_Stated goal_: Restate the entire listing word for word.

(Figure dataset records)
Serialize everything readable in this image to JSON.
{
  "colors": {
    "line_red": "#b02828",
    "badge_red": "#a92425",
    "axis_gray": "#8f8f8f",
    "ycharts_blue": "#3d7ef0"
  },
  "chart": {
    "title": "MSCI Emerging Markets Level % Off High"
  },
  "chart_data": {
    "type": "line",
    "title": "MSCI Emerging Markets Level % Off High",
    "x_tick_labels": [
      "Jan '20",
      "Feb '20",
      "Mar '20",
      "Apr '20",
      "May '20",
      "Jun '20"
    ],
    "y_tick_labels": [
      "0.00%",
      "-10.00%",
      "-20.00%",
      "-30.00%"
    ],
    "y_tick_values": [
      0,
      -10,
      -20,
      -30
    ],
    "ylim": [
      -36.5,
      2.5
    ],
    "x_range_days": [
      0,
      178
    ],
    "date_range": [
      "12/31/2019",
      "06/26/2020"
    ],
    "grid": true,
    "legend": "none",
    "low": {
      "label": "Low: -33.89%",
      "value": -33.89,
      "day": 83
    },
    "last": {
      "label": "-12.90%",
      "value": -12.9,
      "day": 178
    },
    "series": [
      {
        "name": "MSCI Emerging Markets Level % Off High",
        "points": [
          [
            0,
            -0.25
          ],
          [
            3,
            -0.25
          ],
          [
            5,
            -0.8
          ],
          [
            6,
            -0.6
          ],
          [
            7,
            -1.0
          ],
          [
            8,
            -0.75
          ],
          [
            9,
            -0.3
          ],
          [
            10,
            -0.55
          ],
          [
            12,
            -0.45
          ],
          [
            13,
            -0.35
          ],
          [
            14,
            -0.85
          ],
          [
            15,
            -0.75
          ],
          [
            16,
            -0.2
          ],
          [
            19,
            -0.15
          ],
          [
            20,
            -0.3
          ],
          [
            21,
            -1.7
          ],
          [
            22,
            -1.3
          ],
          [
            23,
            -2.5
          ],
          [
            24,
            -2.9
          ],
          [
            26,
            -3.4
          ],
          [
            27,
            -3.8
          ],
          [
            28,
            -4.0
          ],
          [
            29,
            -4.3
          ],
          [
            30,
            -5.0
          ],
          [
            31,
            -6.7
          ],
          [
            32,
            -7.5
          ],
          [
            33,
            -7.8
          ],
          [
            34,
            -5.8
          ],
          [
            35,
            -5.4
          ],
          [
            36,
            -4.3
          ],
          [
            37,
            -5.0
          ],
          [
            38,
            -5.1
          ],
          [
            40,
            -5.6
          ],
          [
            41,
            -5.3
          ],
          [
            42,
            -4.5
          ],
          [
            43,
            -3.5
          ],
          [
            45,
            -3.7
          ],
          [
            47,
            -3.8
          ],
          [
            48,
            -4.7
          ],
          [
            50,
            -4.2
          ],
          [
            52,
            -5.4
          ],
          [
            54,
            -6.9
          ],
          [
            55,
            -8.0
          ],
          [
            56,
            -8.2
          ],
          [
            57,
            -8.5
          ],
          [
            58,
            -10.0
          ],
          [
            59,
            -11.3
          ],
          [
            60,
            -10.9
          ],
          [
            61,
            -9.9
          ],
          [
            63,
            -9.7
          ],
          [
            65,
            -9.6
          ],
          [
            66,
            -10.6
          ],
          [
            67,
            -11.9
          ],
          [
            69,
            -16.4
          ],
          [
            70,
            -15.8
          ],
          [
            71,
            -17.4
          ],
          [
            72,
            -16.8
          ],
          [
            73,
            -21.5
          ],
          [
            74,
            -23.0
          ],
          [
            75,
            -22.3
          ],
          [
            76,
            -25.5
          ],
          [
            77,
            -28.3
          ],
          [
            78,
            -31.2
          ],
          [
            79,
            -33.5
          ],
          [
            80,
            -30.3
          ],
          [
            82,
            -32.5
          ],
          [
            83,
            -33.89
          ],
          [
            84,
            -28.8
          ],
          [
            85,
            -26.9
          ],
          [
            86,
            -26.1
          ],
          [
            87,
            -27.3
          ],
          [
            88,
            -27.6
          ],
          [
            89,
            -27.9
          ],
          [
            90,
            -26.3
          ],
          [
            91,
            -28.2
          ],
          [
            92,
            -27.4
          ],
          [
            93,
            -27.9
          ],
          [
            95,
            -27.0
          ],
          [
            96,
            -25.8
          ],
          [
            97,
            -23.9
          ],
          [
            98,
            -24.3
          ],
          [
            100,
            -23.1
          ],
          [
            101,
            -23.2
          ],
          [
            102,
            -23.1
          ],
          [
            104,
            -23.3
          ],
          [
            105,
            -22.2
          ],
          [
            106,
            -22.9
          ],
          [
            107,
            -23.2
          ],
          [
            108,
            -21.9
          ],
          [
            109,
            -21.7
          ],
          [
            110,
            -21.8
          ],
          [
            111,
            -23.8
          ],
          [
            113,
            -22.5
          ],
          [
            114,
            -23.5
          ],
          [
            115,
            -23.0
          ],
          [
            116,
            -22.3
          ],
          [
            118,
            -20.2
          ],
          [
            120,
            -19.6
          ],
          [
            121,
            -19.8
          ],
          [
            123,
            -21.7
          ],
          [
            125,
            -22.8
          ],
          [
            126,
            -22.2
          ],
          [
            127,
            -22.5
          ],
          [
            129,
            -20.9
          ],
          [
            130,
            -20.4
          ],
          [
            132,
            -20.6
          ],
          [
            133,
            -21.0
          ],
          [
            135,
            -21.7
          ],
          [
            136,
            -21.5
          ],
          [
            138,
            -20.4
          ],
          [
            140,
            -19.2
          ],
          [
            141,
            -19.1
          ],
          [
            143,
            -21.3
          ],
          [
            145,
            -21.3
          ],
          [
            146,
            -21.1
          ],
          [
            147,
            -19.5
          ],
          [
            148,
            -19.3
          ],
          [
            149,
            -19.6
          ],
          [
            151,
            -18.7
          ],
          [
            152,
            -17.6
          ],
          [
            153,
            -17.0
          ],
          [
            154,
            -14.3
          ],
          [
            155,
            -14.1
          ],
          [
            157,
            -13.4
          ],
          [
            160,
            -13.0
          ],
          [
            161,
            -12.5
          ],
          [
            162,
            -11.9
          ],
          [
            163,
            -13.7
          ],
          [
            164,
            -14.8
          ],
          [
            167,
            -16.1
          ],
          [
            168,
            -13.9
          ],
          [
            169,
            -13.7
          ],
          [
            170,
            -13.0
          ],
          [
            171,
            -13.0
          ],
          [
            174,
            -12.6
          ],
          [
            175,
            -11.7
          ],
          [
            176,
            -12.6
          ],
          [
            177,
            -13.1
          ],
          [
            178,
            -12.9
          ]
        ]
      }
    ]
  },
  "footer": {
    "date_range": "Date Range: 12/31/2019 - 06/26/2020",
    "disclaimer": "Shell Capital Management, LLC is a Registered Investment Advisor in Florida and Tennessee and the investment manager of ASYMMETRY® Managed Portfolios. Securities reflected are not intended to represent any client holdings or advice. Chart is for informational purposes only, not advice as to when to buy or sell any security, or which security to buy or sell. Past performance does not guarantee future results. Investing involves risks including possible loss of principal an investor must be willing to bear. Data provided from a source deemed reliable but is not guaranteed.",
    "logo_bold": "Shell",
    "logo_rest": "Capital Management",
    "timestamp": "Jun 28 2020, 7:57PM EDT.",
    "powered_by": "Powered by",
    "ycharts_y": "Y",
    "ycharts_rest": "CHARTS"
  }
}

_Answer to the problem_:
Serialize everything readable in this image to JSON.
{
  "colors": {
    "line_red": "#b02828",
    "badge_red": "#a92425",
    "axis_gray": "#8f8f8f",
    "ycharts_blue": "#3d7ef0"
  },
  "chart": {
    "title": "MSCI Emerging Markets Level % Off High"
  },
  "chart_data": {
    "type": "line",
    "title": "MSCI Emerging Markets Level % Off High",
    "x_tick_labels": [
      "Jan '20",
      "Feb '20",
      "Mar '20",
      "Apr '20",
      "May '20",
      "Jun '20"
    ],
    "y_tick_labels": [
      "0.00%",
      "-10.00%",
      "-20.00%",
      "-30.00%"
    ],
    "y_tick_values": [
      0,
      -10,
      -20,
      -30
    ],
    "ylim": [
      -36.5,
      2.5
    ],
    "x_range_days": [
      0,
      178
    ],
    "date_range": [
      "12/31/2019",
      "06/26/2020"
    ],
    "grid": true,
    "legend": "none",
    "low": {
      "label": "Low: -33.89%",
      "value": -33.89,
      "day": 83
    },
    "last": {
      "label": "-12.90%",
      "value": -12.9,
      "day": 178
    },
    "series": [
      {
        "name": "MSCI Emerging Markets Level % Off High",
        "points": [
          [
            0,
            -0.25
          ],
          [
            3,
            -0.25
          ],
          [
            5,
            -0.8
          ],
          [
            6,
            -0.6
          ],
          [
            7,
            -1.0
          ],
          [
            8,
            -0.75
          ],
          [
            9,
            -0.3
          ],
          [
            10,
            -0.55
          ],
          [
            12,
            -0.45
          ],
          [
            13,
            -0.35
          ],
          [
            14,
            -0.85
          ],
          [
            15,
            -0.75
          ],
          [
            16,
            -0.2
          ],
          [
            19,
            -0.15
          ],
          [
            20,
            -0.3
          ],
          [
            21,
            -1.7
          ],
          [
            22,
            -1.3
          ],
          [
            23,
            -2.5
          ],
          [
            24,
            -2.9
          ],
          [
            26,
            -3.4
          ],
          [
            27,
            -3.8
          ],
          [
            28,
            -4.0
          ],
          [
            29,
            -4.3
          ],
          [
            30,
            -5.0
          ],
          [
            31,
            -6.7
          ],
          [
            32,
            -7.5
          ],
          [
            33,
            -7.8
          ],
          [
            34,
            -5.8
          ],
          [
            35,
            -5.4
          ],
          [
            36,
            -4.3
          ],
          [
            37,
            -5.0
          ],
          [
            38,
            -5.1
          ],
          [
            40,
            -5.6
          ],
          [
            41,
            -5.3
          ],
          [
            42,
            -4.5
          ],
          [
            43,
            -3.5
          ],
          [
            45,
            -3.7
          ],
          [
            47,
            -3.8
          ],
          [
            48,
            -4.7
          ],
          [
            50,
            -4.2
          ],
          [
            52,
            -5.4
          ],
          [
            54,
            -6.9
          ],
          [
            55,
            -8.0
          ],
          [
            56,
            -8.2
          ],
          [
            57,
            -8.5
          ],
          [
            58,
            -10.0
          ],
          [
            59,
            -11.3
          ],
          [
            60,
            -10.9
          ],
          [
            61,
            -9.9
          ],
          [
            63,
            -9.7
          ],
          [
            65,
            -9.6
          ],
          [
            66,
            -10.6
          ],
          [
            67,
            -11.9
          ],
          [
            69,
            -16.4
          ],
          [
            70,
            -15.8
          ],
          [
            71,
            -17.4
          ],
          [
            72,
            -16.8
          ],
          [
            73,
            -21.5
          ],
          [
            74,
            -23.0
          ],
          [
            75,
            -22.3
          ],
          [
            76,
            -25.5
          ],
          [
            77,
            -28.3
          ],
          [
            78,
            -31.2
          ],
          [
            79,
            -33.5
          ],
          [
            80,
            -30.3
          ],
          [
            82,
            -32.5
          ],
          [
            83,
            -33.89
          ],
          [
            84,
            -28.8
          ],
          [
            85,
            -26.9
          ],
          [
            86,
            -26.1
          ],
          [
            87,
            -27.3
          ],
          [
            88,
            -27.6
          ],
          [
            89,
            -27.9
          ],
          [
            90,
            -26.3
          ],
          [
            91,
            -28.2
          ],
          [
            92,
            -27.4
          ],
          [
            93,
            -27.9
          ],
          [
            95,
            -27.0
          ],
          [
            96,
            -25.8
          ],
          [
            97,
            -23.9
          ],
          [
            98,
            -24.3
          ],
          [
            100,
            -23.1
          ],
          [
            101,
            -23.2
          ],
          [
            102,
            -23.1
          ],
          [
            104,
            -23.3
          ],
          [
            105,
            -22.2
          ],
          [
            106,
            -22.9
          ],
          [
            107,
            -23.2
          ],
          [
            108,
            -21.9
          ],
          [
            109,
            -21.7
          ],
          [
            110,
            -21.8
          ],
          [
            111,
            -23.8
          ],
          [
            113,
            -22.5
          ],
          [
            114,
            -23.5
          ],
          [
            115,
            -23.0
          ],
          [
            116,
            -22.3
          ],
          [
            118,
            -20.2
          ],
          [
            120,
            -19.6
          ],
          [
            121,
            -19.8
          ],
          [
            123,
            -21.7
          ],
          [
            125,
            -22.8
          ],
          [
            126,
            -22.2
          ],
          [
            127,
            -22.5
          ],
          [
            129,
            -20.9
          ],
          [
            130,
            -20.4
          ],
          [
            132,
            -20.6
          ],
          [
            133,
            -21.0
          ],
          [
            135,
            -21.7
          ],
          [
            136,
            -21.5
          ],
          [
            138,
            -20.4
          ],
          [
            140,
            -19.2
          ],
          [
            141,
            -19.1
          ],
          [
            143,
            -21.3
          ],
          [
            145,
            -21.3
          ],
          [
            146,
            -21.1
          ],
          [
            147,
            -19.5
          ],
          [
            148,
            -19.3
          ],
          [
            149,
            -19.6
          ],
          [
            151,
            -18.7
          ],
          [
            152,
            -17.6
          ],
          [
            153,
            -17.0
          ],
          [
            154,
            -14.3
          ],
          [
            155,
            -14.1
          ],
          [
            157,
            -13.4
          ],
          [
            160,
            -13.0
          ],
          [
            161,
            -12.5
          ],
          [
            162,
            -11.9
          ],
          [
            163,
            -13.7
          ],
          [
            164,
            -14.8
          ],
          [
            167,
            -16.1
          ],
          [
            168,
            -13.9
          ],
          [
            169,
            -13.7
          ],
          [
            170,
            -13.0
          ],
          [
            171,
            -13.0
          ],
          [
            174,
            -12.6
          ],
          [
            175,
            -11.7
          ],
          [
            176,
            -12.6
          ],
          [
            177,
            -13.1
          ],
          [
            178,
            -12.9
          ]
        ]
      }
    ]
  },
  "footer": {
    "date_range": "Date Range: 12/31/2019 - 06/26/2020",
    "disclaimer": "Shell Capital Management, LLC is a Registered Investment Advisor in Florida and Tennessee and the investment manager of ASYMMETRY® Managed Portfolios. Securities reflected are not intended to represent any client holdings or advice. Chart is for informational purposes only, not advice as to when to buy or sell any security, or which security to buy or sell. Past performance does not guarantee future results. Investing involves risks including possible loss of principal an investor must be willing to bear. Data provided from a source deemed reliable but is not guaranteed.",
    "logo_bold": "Shell",
    "logo_rest": "Capital Management",
    "timestamp": "Jun 28 2020, 7:57PM EDT.",
    "powered_by": "Powered by",
    "ycharts_y": "Y",
    "ycharts_rest": "CHARTS"
  }
}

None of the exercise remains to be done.